### PROBLEM DETAILS
Single out each line with the word "several" and copy it.

----- PROVIDED DATA -----

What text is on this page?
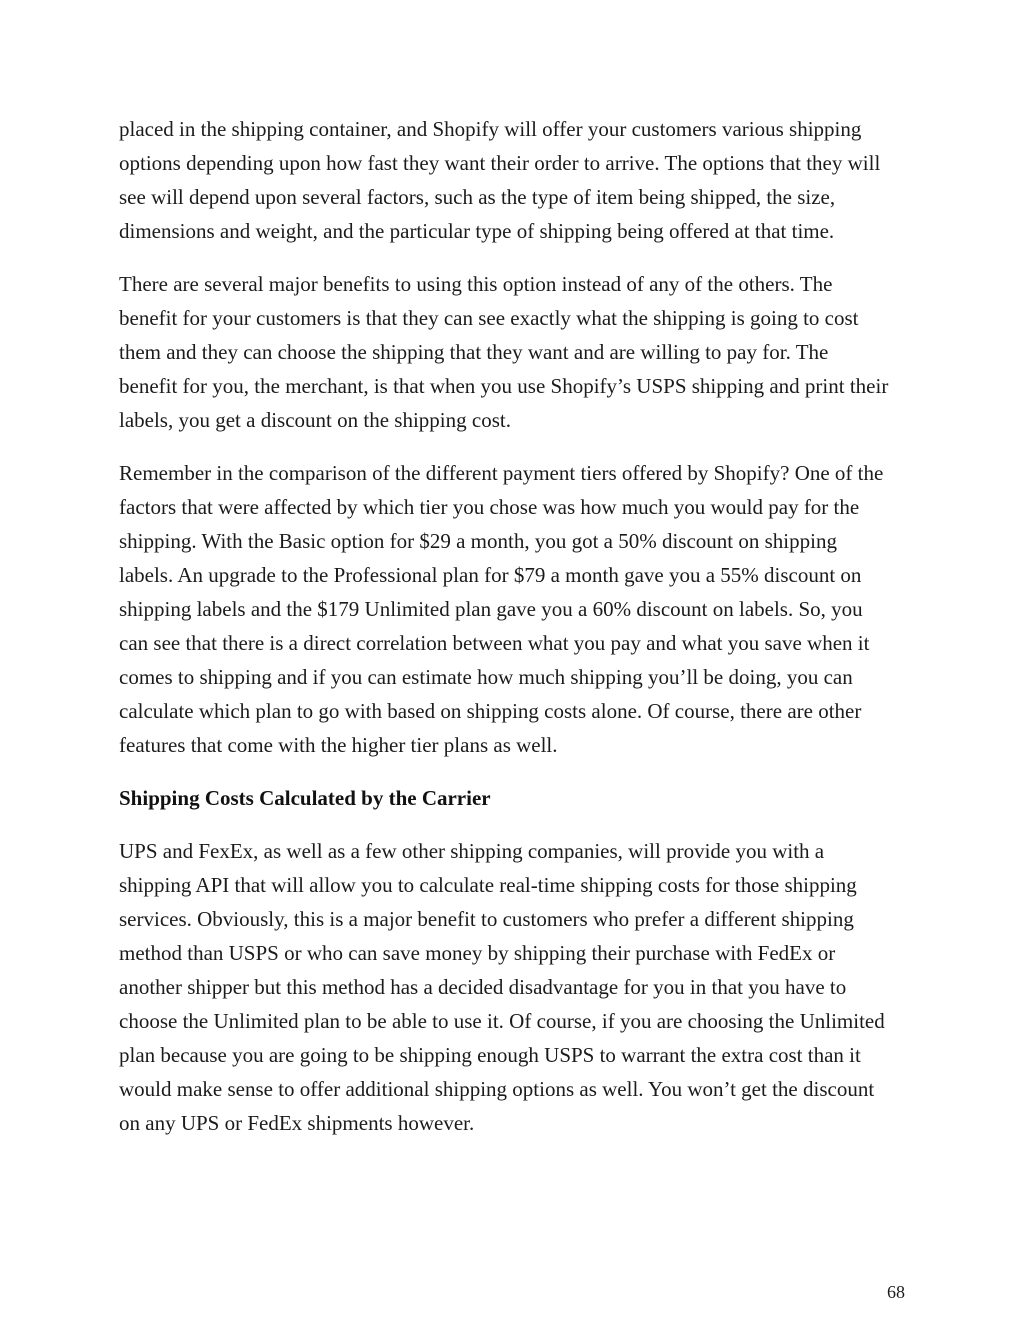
placed in the shipping container, and Shopify will offer your customers various shipping options depending upon how fast they want their order to arrive. The options that they will see will depend upon several factors, such as the type of item being shipped, the size, dimensions and weight, and the particular type of shipping being offered at that time.

There are several major benefits to using this option instead of any of the others. The benefit for your customers is that they can see exactly what the shipping is going to cost them and they can choose the shipping that they want and are willing to pay for. The benefit for you, the merchant, is that when you use Shopify’s USPS shipping and print their labels, you get a discount on the shipping cost.

Remember in the comparison of the different payment tiers offered by Shopify? One of the factors that were affected by which tier you chose was how much you would pay for the shipping. With the Basic option for $29 a month, you got a 50% discount on shipping labels. An upgrade to the Professional plan for $79 a month gave you a 55% discount on shipping labels and the $179 Unlimited plan gave you a 60% discount on labels. So, you can see that there is a direct correlation between what you pay and what you save when it comes to shipping and if you can estimate how much shipping you’ll be doing, you can calculate which plan to go with based on shipping costs alone. Of course, there are other features that come with the higher tier plans as well.

Shipping Costs Calculated by the Carrier

UPS and FexEx, as well as a few other shipping companies, will provide you with a shipping API that will allow you to calculate real-time shipping costs for those shipping services. Obviously, this is a major benefit to customers who prefer a different shipping method than USPS or who can save money by shipping their purchase with FedEx or another shipper but this method has a decided disadvantage for you in that you have to choose the Unlimited plan to be able to use it. Of course, if you are choosing the Unlimited plan because you are going to be shipping enough USPS to warrant the extra cost than it would make sense to offer additional shipping options as well. You won’t get the discount on any UPS or FedEx shipments however.

68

-----

### FINAL RESULT
placed in the shipping container, and Shopify will offer your customers various shipping options depending upon how fast they want their order to arrive. The options that they will see will depend upon several factors, such as the type of item being shipped, the size, dimensions and weight, and the particular type of shipping being offered at that time.
There are several major benefits to using this option instead of any of the others. The benefit for your customers is that they can see exactly what the shipping is going to cost them and they can choose the shipping that they want and are willing to pay for. The benefit for you, the merchant, is that when you use Shopify’s USPS shipping and print their labels, you get a discount on the shipping cost.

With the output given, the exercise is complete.